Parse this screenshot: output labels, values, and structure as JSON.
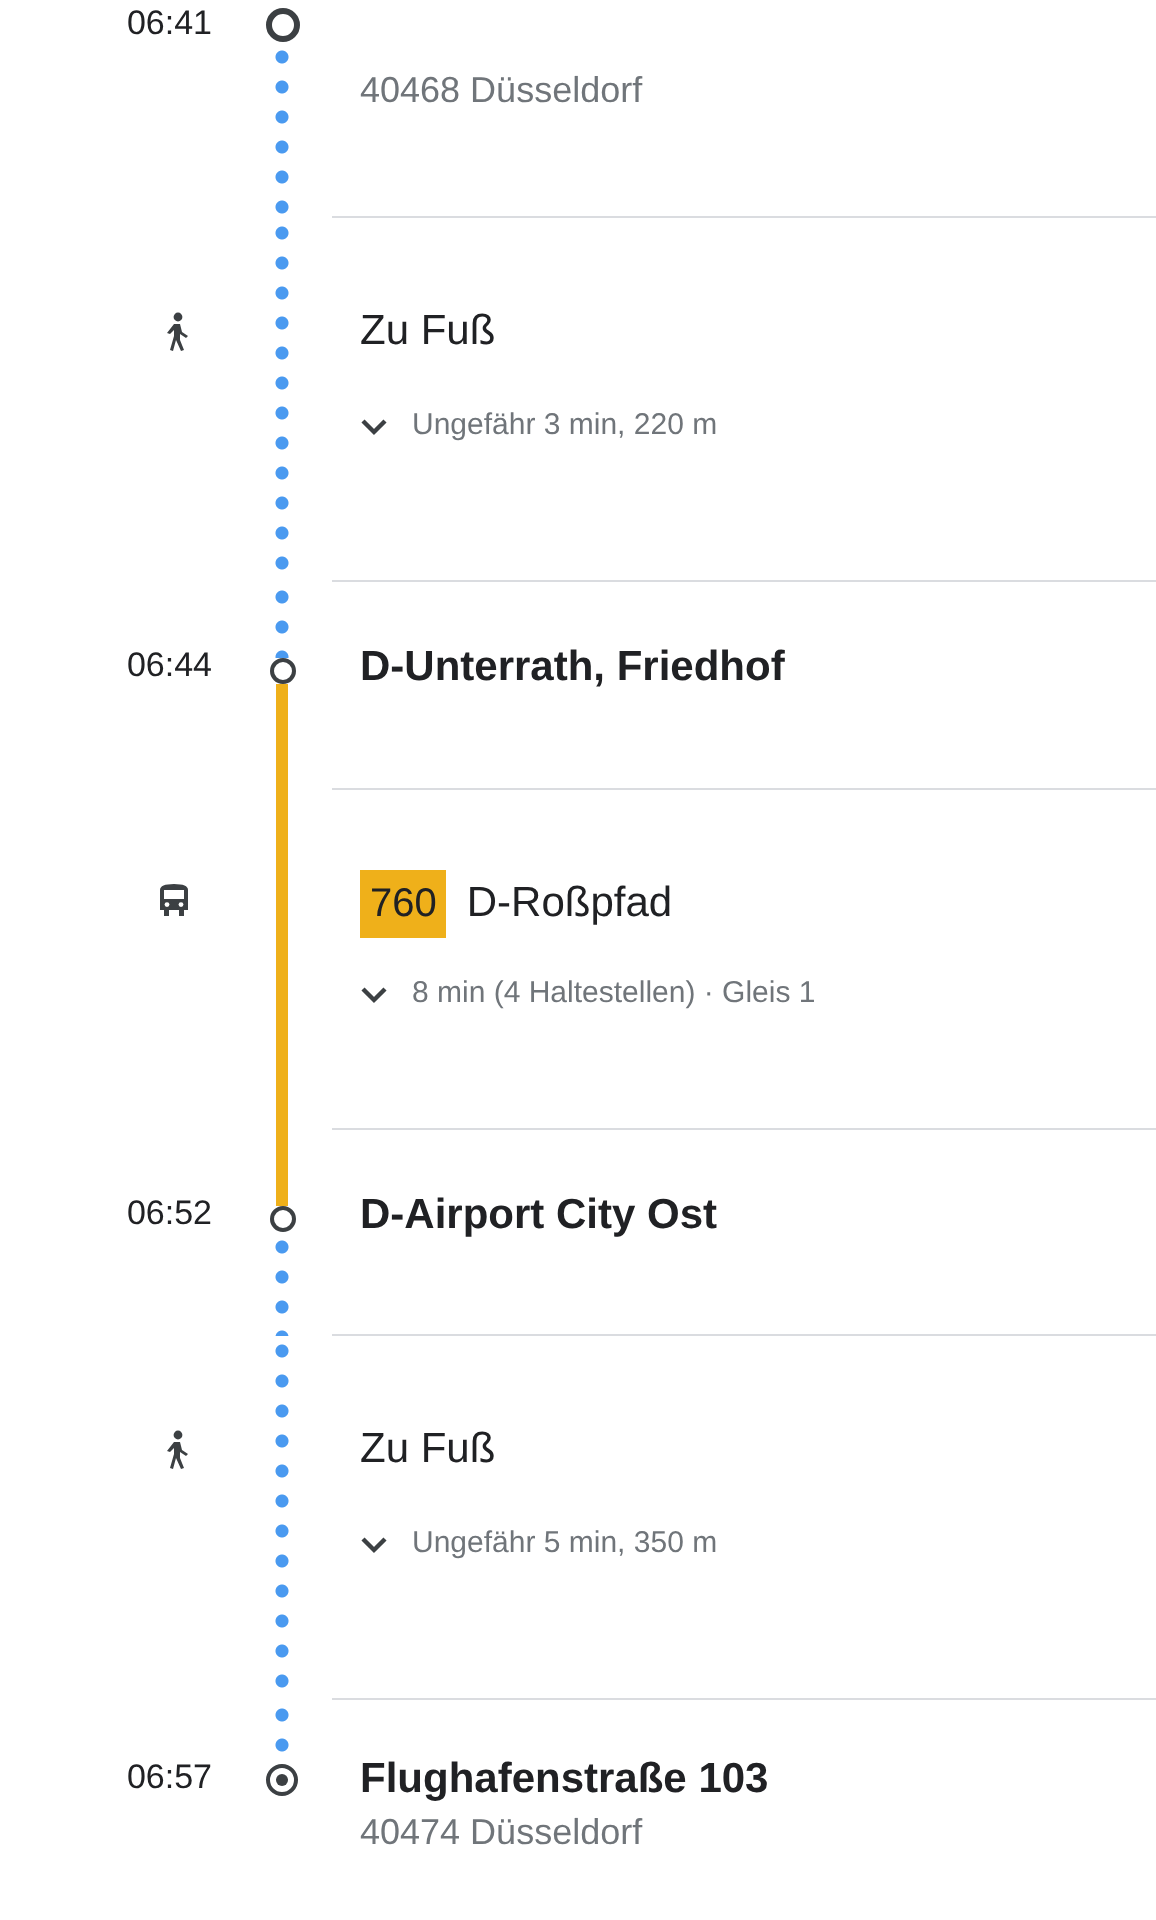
{
  "itinerary": [
    {
      "kind": "origin",
      "time": "06:41",
      "address": "40468 Düsseldorf"
    },
    {
      "kind": "walk",
      "title": "Zu Fuß",
      "detail": "Ungefähr 3 min, 220 m"
    },
    {
      "kind": "stop",
      "time": "06:44",
      "name": "D-Unterrath, Friedhof"
    },
    {
      "kind": "bus",
      "line": "760",
      "color": "#efb01a",
      "title": "D-Roßpfad",
      "detail": "8 min (4 Haltestellen) · Gleis 1"
    },
    {
      "kind": "stop",
      "time": "06:52",
      "name": "D-Airport City Ost"
    },
    {
      "kind": "walk",
      "title": "Zu Fuß",
      "detail": "Ungefähr 5 min, 350 m"
    },
    {
      "kind": "destination",
      "time": "06:57",
      "name": "Flughafenstraße 103",
      "address": "40474 Düsseldorf"
    }
  ]
}
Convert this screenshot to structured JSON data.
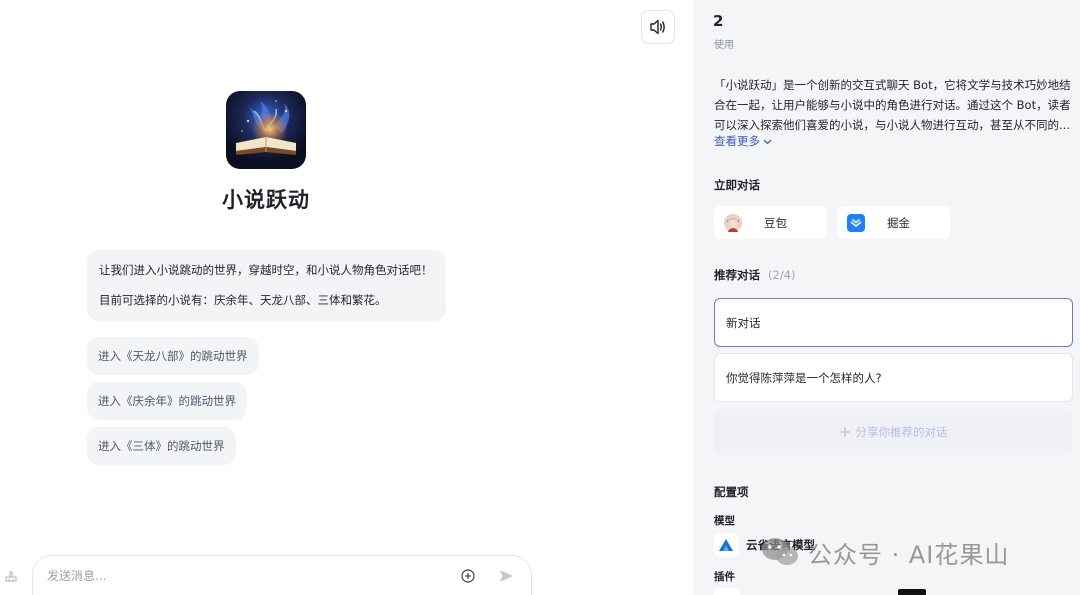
{
  "chat": {
    "bot_name": "小说跃动",
    "welcome_lines": [
      "让我们进入小说跳动的世界，穿越时空，和小说人物角色对话吧！",
      "目前可选择的小说有：庆余年、天龙八部、三体和繁花。"
    ],
    "suggestions": [
      "进入《天龙八部》的跳动世界",
      "进入《庆余年》的跳动世界",
      "进入《三体》的跳动世界"
    ],
    "composer_placeholder": "发送消息..."
  },
  "panel": {
    "usage_count": "2",
    "usage_label": "使用",
    "description": "「小说跃动」是一个创新的交互式聊天 Bot，它将文学与技术巧妙地结合在一起，让用户能够与小说中的角色进行对话。通过这个 Bot，读者可以深入探索他们喜爱的小说，与小说人物进行互动，甚至从不同的...",
    "see_more": "查看更多",
    "chat_now_title": "立即对话",
    "chat_apps": [
      {
        "label": "豆包",
        "icon": "doubao-avatar-icon"
      },
      {
        "label": "掘金",
        "icon": "juejin-logo-icon"
      }
    ],
    "recommend_title": "推荐对话",
    "recommend_count": "(2/4)",
    "recommend_items": [
      "新对话",
      "你觉得陈萍萍是一个怎样的人?"
    ],
    "share_label": "分享你推荐的对话",
    "config_title": "配置项",
    "model_label": "模型",
    "model_name": "云雀语言模型",
    "plugin_label": "插件"
  },
  "watermark": {
    "text": "公众号 · AI花果山"
  },
  "colors": {
    "accent": "#6d76e6",
    "link": "#3a5ccc",
    "panel_bg": "#f4f5f7",
    "bubble_bg": "#f3f4f6"
  }
}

= = = = = = =

Write out every entry again word for word, without any of the pictures.

• _Output of the task_
Parse this screenshot: output labels, values, and structure as JSON.
{
  "itinerary": [
    {
      "kind": "origin",
      "time": "06:41",
      "address": "40468 Düsseldorf"
    },
    {
      "kind": "walk",
      "title": "Zu Fuß",
      "detail": "Ungefähr 3 min, 220 m"
    },
    {
      "kind": "stop",
      "time": "06:44",
      "name": "D-Unterrath, Friedhof"
    },
    {
      "kind": "bus",
      "line": "760",
      "color": "#efb01a",
      "title": "D-Roßpfad",
      "detail": "8 min (4 Haltestellen) · Gleis 1"
    },
    {
      "kind": "stop",
      "time": "06:52",
      "name": "D-Airport City Ost"
    },
    {
      "kind": "walk",
      "title": "Zu Fuß",
      "detail": "Ungefähr 5 min, 350 m"
    },
    {
      "kind": "destination",
      "time": "06:57",
      "name": "Flughafenstraße 103",
      "address": "40474 Düsseldorf"
    }
  ]
}
Convert this screenshot to structured JSON data.
{
  "chat": {
    "bot_name": "小说跃动",
    "welcome_lines": [
      "让我们进入小说跳动的世界，穿越时空，和小说人物角色对话吧！",
      "目前可选择的小说有：庆余年、天龙八部、三体和繁花。"
    ],
    "suggestions": [
      "进入《天龙八部》的跳动世界",
      "进入《庆余年》的跳动世界",
      "进入《三体》的跳动世界"
    ],
    "composer_placeholder": "发送消息..."
  },
  "panel": {
    "usage_count": "2",
    "usage_label": "使用",
    "description": "「小说跃动」是一个创新的交互式聊天 Bot，它将文学与技术巧妙地结合在一起，让用户能够与小说中的角色进行对话。通过这个 Bot，读者可以深入探索他们喜爱的小说，与小说人物进行互动，甚至从不同的...",
    "see_more": "查看更多",
    "chat_now_title": "立即对话",
    "chat_apps": [
      {
        "label": "豆包",
        "icon": "doubao-avatar-icon"
      },
      {
        "label": "掘金",
        "icon": "juejin-logo-icon"
      }
    ],
    "recommend_title": "推荐对话",
    "recommend_count": "(2/4)",
    "recommend_items": [
      "新对话",
      "你觉得陈萍萍是一个怎样的人?"
    ],
    "share_label": "分享你推荐的对话",
    "config_title": "配置项",
    "model_label": "模型",
    "model_name": "云雀语言模型",
    "plugin_label": "插件"
  },
  "watermark": {
    "text": "公众号 · AI花果山"
  },
  "colors": {
    "accent": "#6d76e6",
    "link": "#3a5ccc",
    "panel_bg": "#f4f5f7",
    "bubble_bg": "#f3f4f6"
  }
}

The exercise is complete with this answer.